### Requirements
Search the material for the word "государственных" and copy each line that holds it.

[Saved entries]
>>
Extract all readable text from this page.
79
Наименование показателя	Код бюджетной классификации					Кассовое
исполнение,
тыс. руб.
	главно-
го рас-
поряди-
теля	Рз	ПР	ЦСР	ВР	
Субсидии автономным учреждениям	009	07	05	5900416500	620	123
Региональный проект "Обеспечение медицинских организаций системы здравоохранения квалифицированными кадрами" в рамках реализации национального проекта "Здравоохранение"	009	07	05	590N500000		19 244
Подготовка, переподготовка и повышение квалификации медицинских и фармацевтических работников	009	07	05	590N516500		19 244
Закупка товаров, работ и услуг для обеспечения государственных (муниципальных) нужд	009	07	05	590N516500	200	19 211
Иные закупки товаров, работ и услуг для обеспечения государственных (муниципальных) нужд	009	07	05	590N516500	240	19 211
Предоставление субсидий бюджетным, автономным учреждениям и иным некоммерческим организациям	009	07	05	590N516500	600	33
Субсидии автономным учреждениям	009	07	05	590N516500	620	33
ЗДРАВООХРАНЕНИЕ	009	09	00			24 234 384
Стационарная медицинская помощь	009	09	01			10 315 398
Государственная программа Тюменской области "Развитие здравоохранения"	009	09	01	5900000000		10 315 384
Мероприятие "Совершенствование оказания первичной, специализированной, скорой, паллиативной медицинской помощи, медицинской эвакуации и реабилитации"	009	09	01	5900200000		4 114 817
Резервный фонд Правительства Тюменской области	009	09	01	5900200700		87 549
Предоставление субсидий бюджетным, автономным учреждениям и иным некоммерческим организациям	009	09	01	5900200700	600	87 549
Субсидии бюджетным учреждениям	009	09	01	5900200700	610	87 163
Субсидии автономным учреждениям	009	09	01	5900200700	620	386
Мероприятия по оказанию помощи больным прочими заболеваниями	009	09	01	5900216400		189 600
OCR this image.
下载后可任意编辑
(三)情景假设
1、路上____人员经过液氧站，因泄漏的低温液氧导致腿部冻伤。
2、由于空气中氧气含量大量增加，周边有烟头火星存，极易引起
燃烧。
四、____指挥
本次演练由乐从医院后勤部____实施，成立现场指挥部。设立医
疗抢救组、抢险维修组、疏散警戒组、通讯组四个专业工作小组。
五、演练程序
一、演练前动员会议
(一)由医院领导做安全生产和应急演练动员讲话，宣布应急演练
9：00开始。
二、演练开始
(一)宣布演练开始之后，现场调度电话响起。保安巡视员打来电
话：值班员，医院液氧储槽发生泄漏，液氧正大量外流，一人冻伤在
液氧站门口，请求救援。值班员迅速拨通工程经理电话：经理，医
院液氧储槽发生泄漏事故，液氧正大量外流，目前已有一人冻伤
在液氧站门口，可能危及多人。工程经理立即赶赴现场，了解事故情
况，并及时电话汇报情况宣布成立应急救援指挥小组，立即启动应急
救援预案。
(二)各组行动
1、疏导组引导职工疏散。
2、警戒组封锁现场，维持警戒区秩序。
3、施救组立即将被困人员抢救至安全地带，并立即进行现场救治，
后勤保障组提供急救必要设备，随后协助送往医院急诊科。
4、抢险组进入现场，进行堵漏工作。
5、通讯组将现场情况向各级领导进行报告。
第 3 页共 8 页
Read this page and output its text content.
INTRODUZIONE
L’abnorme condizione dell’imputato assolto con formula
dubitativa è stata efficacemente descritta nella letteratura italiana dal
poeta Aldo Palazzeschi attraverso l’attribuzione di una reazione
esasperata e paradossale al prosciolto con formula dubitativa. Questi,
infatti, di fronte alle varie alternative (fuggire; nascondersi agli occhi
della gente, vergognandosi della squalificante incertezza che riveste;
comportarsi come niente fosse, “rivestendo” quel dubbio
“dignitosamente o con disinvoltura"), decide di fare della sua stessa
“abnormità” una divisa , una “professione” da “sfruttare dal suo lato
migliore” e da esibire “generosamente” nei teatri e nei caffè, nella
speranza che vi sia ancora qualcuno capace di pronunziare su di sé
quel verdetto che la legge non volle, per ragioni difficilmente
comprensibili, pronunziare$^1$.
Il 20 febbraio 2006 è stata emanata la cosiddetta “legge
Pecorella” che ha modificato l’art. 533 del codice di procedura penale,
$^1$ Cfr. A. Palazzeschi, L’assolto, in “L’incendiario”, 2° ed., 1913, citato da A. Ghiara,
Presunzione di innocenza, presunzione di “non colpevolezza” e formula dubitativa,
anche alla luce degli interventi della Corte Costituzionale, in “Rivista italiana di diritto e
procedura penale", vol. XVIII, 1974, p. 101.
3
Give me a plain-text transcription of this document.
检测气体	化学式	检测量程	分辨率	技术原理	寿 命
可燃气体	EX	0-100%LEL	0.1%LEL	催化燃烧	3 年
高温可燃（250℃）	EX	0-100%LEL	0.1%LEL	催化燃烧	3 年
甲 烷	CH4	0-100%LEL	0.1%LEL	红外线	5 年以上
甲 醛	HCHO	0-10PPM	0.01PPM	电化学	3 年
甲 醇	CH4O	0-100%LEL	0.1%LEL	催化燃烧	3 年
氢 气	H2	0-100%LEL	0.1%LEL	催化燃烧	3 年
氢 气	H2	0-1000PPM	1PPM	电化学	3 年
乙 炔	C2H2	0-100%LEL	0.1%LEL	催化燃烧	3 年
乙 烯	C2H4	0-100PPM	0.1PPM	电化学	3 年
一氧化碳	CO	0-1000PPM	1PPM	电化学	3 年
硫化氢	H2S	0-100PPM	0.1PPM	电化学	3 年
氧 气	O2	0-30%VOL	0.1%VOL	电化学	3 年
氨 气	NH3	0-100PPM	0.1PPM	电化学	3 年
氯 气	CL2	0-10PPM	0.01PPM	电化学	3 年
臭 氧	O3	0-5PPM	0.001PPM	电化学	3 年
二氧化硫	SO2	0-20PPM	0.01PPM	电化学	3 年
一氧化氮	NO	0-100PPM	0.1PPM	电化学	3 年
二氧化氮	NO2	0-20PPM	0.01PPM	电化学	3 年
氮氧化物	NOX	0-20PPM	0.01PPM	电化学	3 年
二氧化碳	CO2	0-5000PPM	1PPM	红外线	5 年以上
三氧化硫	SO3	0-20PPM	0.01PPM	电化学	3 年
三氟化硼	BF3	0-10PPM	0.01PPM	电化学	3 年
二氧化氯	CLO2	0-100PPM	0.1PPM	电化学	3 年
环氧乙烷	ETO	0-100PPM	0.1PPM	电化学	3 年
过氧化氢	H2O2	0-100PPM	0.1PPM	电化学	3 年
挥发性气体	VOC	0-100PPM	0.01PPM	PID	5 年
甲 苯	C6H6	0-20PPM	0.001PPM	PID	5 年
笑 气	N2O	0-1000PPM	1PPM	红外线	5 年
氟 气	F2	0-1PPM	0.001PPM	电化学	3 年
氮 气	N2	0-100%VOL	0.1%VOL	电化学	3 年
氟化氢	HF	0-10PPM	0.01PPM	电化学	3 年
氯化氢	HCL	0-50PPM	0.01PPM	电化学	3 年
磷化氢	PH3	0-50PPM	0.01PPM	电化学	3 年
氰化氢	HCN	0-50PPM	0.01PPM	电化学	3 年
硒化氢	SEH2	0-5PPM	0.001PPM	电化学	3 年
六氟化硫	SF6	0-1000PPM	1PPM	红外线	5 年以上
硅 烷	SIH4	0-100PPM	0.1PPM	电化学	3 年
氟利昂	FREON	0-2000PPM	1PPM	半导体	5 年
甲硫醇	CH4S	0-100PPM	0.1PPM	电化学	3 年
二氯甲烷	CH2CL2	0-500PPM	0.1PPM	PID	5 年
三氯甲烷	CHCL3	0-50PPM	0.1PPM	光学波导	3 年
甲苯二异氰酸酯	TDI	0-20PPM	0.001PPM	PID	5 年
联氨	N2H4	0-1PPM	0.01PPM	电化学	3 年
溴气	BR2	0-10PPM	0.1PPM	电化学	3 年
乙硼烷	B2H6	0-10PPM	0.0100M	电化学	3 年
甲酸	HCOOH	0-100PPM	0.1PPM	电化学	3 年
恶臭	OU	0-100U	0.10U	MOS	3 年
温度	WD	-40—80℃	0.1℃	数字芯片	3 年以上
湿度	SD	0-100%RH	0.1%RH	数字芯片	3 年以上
<<
### Complete response
Закупка товаров, работ и услуг для обеспечения государственных (муниципальных) нужд	009	07	05	590N516500	200	19 211
Иные закупки товаров, работ и услуг для обеспечения государственных (муниципальных) нужд	009	07	05	590N516500	240	19 211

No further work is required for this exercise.